Data shown:

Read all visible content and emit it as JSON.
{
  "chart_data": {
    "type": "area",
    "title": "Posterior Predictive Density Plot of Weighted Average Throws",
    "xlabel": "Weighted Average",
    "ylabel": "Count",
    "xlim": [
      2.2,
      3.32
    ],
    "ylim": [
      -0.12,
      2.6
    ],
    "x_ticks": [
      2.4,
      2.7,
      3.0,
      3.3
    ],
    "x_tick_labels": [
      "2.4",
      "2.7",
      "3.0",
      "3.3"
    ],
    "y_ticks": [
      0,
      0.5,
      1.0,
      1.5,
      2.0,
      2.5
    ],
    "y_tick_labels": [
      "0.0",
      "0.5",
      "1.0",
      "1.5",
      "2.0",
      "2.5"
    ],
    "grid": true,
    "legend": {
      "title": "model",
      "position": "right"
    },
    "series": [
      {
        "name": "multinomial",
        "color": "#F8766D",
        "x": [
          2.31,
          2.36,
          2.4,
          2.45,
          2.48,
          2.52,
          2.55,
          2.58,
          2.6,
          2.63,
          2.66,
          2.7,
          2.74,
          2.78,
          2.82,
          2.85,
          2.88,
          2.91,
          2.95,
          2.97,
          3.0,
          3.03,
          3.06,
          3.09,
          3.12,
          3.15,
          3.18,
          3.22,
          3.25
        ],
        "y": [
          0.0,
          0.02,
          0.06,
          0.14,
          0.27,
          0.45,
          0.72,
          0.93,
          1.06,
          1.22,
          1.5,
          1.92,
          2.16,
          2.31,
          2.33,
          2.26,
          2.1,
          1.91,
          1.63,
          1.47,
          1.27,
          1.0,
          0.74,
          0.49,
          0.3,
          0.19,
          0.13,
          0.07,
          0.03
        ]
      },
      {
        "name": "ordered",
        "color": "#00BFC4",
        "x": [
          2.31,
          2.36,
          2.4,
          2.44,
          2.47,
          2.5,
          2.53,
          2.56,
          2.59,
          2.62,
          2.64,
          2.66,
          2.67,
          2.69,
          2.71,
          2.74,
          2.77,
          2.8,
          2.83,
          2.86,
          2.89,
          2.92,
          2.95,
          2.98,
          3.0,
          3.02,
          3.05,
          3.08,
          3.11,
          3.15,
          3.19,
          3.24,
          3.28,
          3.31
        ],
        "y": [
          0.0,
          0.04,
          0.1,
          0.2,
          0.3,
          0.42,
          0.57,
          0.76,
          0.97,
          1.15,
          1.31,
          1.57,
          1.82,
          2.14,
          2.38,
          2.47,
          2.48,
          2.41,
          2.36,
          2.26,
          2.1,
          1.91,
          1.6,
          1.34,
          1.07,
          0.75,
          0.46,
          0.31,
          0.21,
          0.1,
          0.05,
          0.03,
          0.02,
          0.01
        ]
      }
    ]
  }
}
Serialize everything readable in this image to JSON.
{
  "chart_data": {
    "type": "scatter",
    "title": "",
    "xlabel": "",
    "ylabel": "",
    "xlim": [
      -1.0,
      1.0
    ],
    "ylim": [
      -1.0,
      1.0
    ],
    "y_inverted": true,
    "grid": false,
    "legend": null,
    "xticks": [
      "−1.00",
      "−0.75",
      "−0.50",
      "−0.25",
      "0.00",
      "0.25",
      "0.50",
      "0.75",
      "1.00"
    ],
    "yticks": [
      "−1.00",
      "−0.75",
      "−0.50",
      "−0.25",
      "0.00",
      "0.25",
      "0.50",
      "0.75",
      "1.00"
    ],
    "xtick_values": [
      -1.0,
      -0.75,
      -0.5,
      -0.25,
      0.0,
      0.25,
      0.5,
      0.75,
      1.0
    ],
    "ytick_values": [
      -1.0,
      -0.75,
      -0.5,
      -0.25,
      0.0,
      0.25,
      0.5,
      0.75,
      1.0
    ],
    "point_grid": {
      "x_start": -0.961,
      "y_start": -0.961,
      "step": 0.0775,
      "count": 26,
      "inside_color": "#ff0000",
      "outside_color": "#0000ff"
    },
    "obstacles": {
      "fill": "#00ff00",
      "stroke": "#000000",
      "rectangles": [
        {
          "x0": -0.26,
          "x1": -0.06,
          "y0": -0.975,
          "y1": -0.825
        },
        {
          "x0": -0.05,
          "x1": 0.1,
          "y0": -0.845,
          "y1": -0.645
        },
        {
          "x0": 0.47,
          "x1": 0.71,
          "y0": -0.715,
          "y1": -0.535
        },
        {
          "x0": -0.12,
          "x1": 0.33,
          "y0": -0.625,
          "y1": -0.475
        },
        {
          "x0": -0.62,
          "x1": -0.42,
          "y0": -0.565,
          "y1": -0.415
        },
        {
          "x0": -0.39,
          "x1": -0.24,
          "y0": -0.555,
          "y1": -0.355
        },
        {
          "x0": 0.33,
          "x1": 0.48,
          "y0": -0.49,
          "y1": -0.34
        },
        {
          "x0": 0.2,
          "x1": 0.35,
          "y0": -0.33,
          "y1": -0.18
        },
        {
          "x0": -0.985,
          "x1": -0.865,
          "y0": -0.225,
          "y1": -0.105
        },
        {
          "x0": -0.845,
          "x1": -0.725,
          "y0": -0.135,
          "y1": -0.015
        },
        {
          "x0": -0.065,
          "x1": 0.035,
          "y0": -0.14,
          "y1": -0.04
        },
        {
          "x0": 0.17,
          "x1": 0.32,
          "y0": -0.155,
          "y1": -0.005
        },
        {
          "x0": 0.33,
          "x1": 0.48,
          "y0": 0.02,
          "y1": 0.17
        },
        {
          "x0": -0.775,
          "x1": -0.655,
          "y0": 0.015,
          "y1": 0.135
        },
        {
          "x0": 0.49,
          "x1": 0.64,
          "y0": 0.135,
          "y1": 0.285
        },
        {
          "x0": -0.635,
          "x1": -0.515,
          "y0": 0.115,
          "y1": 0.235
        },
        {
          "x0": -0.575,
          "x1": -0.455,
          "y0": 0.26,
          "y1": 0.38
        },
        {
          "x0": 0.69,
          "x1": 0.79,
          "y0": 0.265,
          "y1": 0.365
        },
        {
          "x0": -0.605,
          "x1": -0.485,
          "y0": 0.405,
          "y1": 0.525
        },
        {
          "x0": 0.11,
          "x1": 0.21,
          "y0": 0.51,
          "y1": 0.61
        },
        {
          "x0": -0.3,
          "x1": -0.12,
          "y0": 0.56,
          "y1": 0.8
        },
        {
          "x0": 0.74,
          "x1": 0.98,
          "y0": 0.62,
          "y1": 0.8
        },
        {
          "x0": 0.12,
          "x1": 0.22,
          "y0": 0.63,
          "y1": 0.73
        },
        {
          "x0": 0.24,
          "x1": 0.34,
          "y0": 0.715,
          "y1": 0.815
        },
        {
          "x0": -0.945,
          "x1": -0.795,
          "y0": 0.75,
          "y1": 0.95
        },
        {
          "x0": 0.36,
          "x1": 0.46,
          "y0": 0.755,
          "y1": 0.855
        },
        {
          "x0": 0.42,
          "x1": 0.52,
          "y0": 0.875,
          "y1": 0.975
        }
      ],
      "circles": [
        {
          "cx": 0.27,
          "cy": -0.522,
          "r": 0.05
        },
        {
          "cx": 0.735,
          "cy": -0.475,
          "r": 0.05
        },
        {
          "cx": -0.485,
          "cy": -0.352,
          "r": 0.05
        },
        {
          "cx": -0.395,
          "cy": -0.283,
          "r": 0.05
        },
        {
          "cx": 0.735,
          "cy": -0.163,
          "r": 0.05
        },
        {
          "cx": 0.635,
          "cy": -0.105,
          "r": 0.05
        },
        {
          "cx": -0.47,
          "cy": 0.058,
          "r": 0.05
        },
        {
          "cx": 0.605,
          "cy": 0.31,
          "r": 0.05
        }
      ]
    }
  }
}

Work instructions: Repeat every entry exactly as written above.

Reply to the exercise:
Read all visible content and emit it as JSON.
{
  "chart_data": {
    "type": "area",
    "title": "Posterior Predictive Density Plot of Weighted Average Throws",
    "xlabel": "Weighted Average",
    "ylabel": "Count",
    "xlim": [
      2.2,
      3.32
    ],
    "ylim": [
      -0.12,
      2.6
    ],
    "x_ticks": [
      2.4,
      2.7,
      3.0,
      3.3
    ],
    "x_tick_labels": [
      "2.4",
      "2.7",
      "3.0",
      "3.3"
    ],
    "y_ticks": [
      0,
      0.5,
      1.0,
      1.5,
      2.0,
      2.5
    ],
    "y_tick_labels": [
      "0.0",
      "0.5",
      "1.0",
      "1.5",
      "2.0",
      "2.5"
    ],
    "grid": true,
    "legend": {
      "title": "model",
      "position": "right"
    },
    "series": [
      {
        "name": "multinomial",
        "color": "#F8766D",
        "x": [
          2.31,
          2.36,
          2.4,
          2.45,
          2.48,
          2.52,
          2.55,
          2.58,
          2.6,
          2.63,
          2.66,
          2.7,
          2.74,
          2.78,
          2.82,
          2.85,
          2.88,
          2.91,
          2.95,
          2.97,
          3.0,
          3.03,
          3.06,
          3.09,
          3.12,
          3.15,
          3.18,
          3.22,
          3.25
        ],
        "y": [
          0.0,
          0.02,
          0.06,
          0.14,
          0.27,
          0.45,
          0.72,
          0.93,
          1.06,
          1.22,
          1.5,
          1.92,
          2.16,
          2.31,
          2.33,
          2.26,
          2.1,
          1.91,
          1.63,
          1.47,
          1.27,
          1.0,
          0.74,
          0.49,
          0.3,
          0.19,
          0.13,
          0.07,
          0.03
        ]
      },
      {
        "name": "ordered",
        "color": "#00BFC4",
        "x": [
          2.31,
          2.36,
          2.4,
          2.44,
          2.47,
          2.5,
          2.53,
          2.56,
          2.59,
          2.62,
          2.64,
          2.66,
          2.67,
          2.69,
          2.71,
          2.74,
          2.77,
          2.8,
          2.83,
          2.86,
          2.89,
          2.92,
          2.95,
          2.98,
          3.0,
          3.02,
          3.05,
          3.08,
          3.11,
          3.15,
          3.19,
          3.24,
          3.28,
          3.31
        ],
        "y": [
          0.0,
          0.04,
          0.1,
          0.2,
          0.3,
          0.42,
          0.57,
          0.76,
          0.97,
          1.15,
          1.31,
          1.57,
          1.82,
          2.14,
          2.38,
          2.47,
          2.48,
          2.41,
          2.36,
          2.26,
          2.1,
          1.91,
          1.6,
          1.34,
          1.07,
          0.75,
          0.46,
          0.31,
          0.21,
          0.1,
          0.05,
          0.03,
          0.02,
          0.01
        ]
      }
    ]
  }
}
Serialize everything readable in this image to JSON.
{
  "chart_data": {
    "type": "scatter",
    "title": "",
    "xlabel": "",
    "ylabel": "",
    "xlim": [
      -1.0,
      1.0
    ],
    "ylim": [
      -1.0,
      1.0
    ],
    "y_inverted": true,
    "grid": false,
    "legend": null,
    "xticks": [
      "−1.00",
      "−0.75",
      "−0.50",
      "−0.25",
      "0.00",
      "0.25",
      "0.50",
      "0.75",
      "1.00"
    ],
    "yticks": [
      "−1.00",
      "−0.75",
      "−0.50",
      "−0.25",
      "0.00",
      "0.25",
      "0.50",
      "0.75",
      "1.00"
    ],
    "xtick_values": [
      -1.0,
      -0.75,
      -0.5,
      -0.25,
      0.0,
      0.25,
      0.5,
      0.75,
      1.0
    ],
    "ytick_values": [
      -1.0,
      -0.75,
      -0.5,
      -0.25,
      0.0,
      0.25,
      0.5,
      0.75,
      1.0
    ],
    "point_grid": {
      "x_start": -0.961,
      "y_start": -0.961,
      "step": 0.0775,
      "count": 26,
      "inside_color": "#ff0000",
      "outside_color": "#0000ff"
    },
    "obstacles": {
      "fill": "#00ff00",
      "stroke": "#000000",
      "rectangles": [
        {
          "x0": -0.26,
          "x1": -0.06,
          "y0": -0.975,
          "y1": -0.825
        },
        {
          "x0": -0.05,
          "x1": 0.1,
          "y0": -0.845,
          "y1": -0.645
        },
        {
          "x0": 0.47,
          "x1": 0.71,
          "y0": -0.715,
          "y1": -0.535
        },
        {
          "x0": -0.12,
          "x1": 0.33,
          "y0": -0.625,
          "y1": -0.475
        },
        {
          "x0": -0.62,
          "x1": -0.42,
          "y0": -0.565,
          "y1": -0.415
        },
        {
          "x0": -0.39,
          "x1": -0.24,
          "y0": -0.555,
          "y1": -0.355
        },
        {
          "x0": 0.33,
          "x1": 0.48,
          "y0": -0.49,
          "y1": -0.34
        },
        {
          "x0": 0.2,
          "x1": 0.35,
          "y0": -0.33,
          "y1": -0.18
        },
        {
          "x0": -0.985,
          "x1": -0.865,
          "y0": -0.225,
          "y1": -0.105
        },
        {
          "x0": -0.845,
          "x1": -0.725,
          "y0": -0.135,
          "y1": -0.015
        },
        {
          "x0": -0.065,
          "x1": 0.035,
          "y0": -0.14,
          "y1": -0.04
        },
        {
          "x0": 0.17,
          "x1": 0.32,
          "y0": -0.155,
          "y1": -0.005
        },
        {
          "x0": 0.33,
          "x1": 0.48,
          "y0": 0.02,
          "y1": 0.17
        },
        {
          "x0": -0.775,
          "x1": -0.655,
          "y0": 0.015,
          "y1": 0.135
        },
        {
          "x0": 0.49,
          "x1": 0.64,
          "y0": 0.135,
          "y1": 0.285
        },
        {
          "x0": -0.635,
          "x1": -0.515,
          "y0": 0.115,
          "y1": 0.235
        },
        {
          "x0": -0.575,
          "x1": -0.455,
          "y0": 0.26,
          "y1": 0.38
        },
        {
          "x0": 0.69,
          "x1": 0.79,
          "y0": 0.265,
          "y1": 0.365
        },
        {
          "x0": -0.605,
          "x1": -0.485,
          "y0": 0.405,
          "y1": 0.525
        },
        {
          "x0": 0.11,
          "x1": 0.21,
          "y0": 0.51,
          "y1": 0.61
        },
        {
          "x0": -0.3,
          "x1": -0.12,
          "y0": 0.56,
          "y1": 0.8
        },
        {
          "x0": 0.74,
          "x1": 0.98,
          "y0": 0.62,
          "y1": 0.8
        },
        {
          "x0": 0.12,
          "x1": 0.22,
          "y0": 0.63,
          "y1": 0.73
        },
        {
          "x0": 0.24,
          "x1": 0.34,
          "y0": 0.715,
          "y1": 0.815
        },
        {
          "x0": -0.945,
          "x1": -0.795,
          "y0": 0.75,
          "y1": 0.95
        },
        {
          "x0": 0.36,
          "x1": 0.46,
          "y0": 0.755,
          "y1": 0.855
        },
        {
          "x0": 0.42,
          "x1": 0.52,
          "y0": 0.875,
          "y1": 0.975
        }
      ],
      "circles": [
        {
          "cx": 0.27,
          "cy": -0.522,
          "r": 0.05
        },
        {
          "cx": 0.735,
          "cy": -0.475,
          "r": 0.05
        },
        {
          "cx": -0.485,
          "cy": -0.352,
          "r": 0.05
        },
        {
          "cx": -0.395,
          "cy": -0.283,
          "r": 0.05
        },
        {
          "cx": 0.735,
          "cy": -0.163,
          "r": 0.05
        },
        {
          "cx": 0.635,
          "cy": -0.105,
          "r": 0.05
        },
        {
          "cx": -0.47,
          "cy": 0.058,
          "r": 0.05
        },
        {
          "cx": 0.605,
          "cy": 0.31,
          "r": 0.05
        }
      ]
    }
  }
}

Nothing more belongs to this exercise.